§ What to produce
Copy every line from the data below in which the string "change" can be found.

--------------------------------

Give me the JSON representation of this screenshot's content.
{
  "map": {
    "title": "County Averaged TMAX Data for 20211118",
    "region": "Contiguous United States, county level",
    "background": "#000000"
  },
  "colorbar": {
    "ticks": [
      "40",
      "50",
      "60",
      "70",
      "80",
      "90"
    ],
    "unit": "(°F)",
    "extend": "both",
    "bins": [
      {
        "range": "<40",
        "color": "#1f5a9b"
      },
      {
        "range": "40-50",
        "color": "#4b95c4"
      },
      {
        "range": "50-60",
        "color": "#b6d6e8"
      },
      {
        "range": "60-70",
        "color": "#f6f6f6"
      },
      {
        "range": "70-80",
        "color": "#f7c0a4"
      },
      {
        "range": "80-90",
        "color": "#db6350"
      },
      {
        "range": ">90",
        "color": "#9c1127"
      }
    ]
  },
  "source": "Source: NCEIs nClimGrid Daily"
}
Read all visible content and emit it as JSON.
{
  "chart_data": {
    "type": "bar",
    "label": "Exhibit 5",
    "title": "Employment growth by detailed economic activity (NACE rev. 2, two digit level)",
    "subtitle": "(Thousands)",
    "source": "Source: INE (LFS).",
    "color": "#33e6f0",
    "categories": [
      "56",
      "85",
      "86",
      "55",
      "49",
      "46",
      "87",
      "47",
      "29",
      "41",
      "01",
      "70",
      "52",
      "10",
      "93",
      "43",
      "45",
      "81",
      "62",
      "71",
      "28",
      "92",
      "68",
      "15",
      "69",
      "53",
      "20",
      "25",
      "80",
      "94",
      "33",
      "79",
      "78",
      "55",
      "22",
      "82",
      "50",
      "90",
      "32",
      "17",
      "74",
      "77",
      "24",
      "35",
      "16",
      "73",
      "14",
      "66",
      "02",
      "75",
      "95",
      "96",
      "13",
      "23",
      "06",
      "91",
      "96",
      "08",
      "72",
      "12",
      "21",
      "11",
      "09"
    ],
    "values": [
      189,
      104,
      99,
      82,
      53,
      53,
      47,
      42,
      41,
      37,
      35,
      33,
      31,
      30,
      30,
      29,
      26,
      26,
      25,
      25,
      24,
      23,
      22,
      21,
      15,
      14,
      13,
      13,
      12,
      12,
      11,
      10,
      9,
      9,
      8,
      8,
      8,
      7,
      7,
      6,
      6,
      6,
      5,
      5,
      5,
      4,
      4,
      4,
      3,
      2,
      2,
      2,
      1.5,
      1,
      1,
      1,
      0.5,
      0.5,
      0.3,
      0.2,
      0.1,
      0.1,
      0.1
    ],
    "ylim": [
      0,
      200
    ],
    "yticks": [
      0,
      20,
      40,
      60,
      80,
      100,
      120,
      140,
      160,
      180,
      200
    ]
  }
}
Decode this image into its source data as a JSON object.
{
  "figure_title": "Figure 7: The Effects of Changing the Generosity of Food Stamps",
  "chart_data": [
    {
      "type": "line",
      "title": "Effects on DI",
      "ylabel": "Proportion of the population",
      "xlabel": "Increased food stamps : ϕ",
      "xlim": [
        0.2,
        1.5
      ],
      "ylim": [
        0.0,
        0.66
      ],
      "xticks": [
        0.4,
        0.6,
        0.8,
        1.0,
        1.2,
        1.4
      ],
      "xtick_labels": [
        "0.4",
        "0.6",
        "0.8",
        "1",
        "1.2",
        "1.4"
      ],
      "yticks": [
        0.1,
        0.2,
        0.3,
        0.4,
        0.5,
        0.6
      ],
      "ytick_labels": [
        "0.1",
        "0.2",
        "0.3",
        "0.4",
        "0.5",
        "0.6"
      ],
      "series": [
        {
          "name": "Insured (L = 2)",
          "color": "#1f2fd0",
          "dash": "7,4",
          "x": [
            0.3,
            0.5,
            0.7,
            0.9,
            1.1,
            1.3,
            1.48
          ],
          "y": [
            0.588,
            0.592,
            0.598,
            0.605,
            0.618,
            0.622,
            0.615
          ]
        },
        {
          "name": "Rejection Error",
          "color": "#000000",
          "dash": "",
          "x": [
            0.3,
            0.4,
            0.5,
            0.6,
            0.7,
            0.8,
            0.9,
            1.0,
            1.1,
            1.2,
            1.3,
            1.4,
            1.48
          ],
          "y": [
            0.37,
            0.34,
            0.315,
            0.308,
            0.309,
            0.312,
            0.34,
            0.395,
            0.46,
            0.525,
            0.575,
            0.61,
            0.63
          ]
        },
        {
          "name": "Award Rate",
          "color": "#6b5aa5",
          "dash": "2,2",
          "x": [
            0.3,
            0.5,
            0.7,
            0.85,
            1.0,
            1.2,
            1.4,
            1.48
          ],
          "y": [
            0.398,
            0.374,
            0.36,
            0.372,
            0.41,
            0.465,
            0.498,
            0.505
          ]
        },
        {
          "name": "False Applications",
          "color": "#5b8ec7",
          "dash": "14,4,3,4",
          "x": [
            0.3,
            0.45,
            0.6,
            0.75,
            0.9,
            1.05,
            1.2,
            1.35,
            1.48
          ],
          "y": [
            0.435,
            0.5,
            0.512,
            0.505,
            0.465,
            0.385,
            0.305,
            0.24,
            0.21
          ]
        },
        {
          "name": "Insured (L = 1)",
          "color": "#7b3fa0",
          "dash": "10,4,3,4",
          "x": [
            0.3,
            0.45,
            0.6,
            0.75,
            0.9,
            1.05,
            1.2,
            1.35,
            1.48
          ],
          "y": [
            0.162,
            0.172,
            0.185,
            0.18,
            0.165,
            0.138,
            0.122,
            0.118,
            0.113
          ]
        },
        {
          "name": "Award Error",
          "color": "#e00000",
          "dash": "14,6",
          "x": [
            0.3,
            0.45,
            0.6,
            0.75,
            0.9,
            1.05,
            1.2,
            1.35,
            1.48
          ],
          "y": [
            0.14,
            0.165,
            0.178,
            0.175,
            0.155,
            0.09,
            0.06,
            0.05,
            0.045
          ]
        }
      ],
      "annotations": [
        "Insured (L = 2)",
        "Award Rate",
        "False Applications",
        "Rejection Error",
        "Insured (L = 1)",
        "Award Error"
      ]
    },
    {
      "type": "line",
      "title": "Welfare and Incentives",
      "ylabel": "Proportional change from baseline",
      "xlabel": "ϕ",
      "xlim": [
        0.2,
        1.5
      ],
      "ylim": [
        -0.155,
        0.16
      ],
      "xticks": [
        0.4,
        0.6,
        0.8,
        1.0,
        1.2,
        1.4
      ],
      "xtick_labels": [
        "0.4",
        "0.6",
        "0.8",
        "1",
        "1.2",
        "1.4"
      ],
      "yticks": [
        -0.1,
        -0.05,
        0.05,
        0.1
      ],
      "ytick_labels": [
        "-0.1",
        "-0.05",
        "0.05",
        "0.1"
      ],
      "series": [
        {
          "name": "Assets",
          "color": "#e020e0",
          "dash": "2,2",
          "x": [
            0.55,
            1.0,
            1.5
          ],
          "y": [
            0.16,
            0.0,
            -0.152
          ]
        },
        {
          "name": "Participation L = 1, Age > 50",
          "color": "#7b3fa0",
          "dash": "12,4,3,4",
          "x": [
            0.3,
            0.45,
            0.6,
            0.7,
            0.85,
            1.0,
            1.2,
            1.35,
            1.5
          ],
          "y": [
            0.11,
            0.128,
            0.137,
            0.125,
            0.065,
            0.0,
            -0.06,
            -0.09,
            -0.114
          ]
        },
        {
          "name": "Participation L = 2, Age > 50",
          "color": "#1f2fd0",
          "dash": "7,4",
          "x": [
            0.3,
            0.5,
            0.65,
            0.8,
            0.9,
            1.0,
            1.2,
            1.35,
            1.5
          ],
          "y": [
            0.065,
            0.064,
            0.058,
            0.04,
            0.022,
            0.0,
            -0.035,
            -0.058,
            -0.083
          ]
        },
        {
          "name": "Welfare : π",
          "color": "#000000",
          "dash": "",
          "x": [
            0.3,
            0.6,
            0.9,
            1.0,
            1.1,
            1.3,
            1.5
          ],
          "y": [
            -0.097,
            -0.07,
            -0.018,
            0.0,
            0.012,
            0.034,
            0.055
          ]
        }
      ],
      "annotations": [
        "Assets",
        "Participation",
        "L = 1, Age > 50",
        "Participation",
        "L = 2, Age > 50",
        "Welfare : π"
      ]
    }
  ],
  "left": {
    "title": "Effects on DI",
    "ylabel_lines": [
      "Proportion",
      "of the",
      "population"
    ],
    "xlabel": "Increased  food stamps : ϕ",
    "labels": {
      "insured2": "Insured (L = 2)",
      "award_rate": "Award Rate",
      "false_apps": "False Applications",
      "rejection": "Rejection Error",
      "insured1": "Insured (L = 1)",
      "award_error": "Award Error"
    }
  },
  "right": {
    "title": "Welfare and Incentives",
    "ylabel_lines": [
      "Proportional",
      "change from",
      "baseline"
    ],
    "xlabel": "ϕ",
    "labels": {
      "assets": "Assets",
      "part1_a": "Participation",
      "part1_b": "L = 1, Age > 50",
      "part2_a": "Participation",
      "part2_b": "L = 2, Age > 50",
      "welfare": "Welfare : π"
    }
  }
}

--------------------------------

§ Task result
      "ylabel": "Proportional change from baseline",
      "change from",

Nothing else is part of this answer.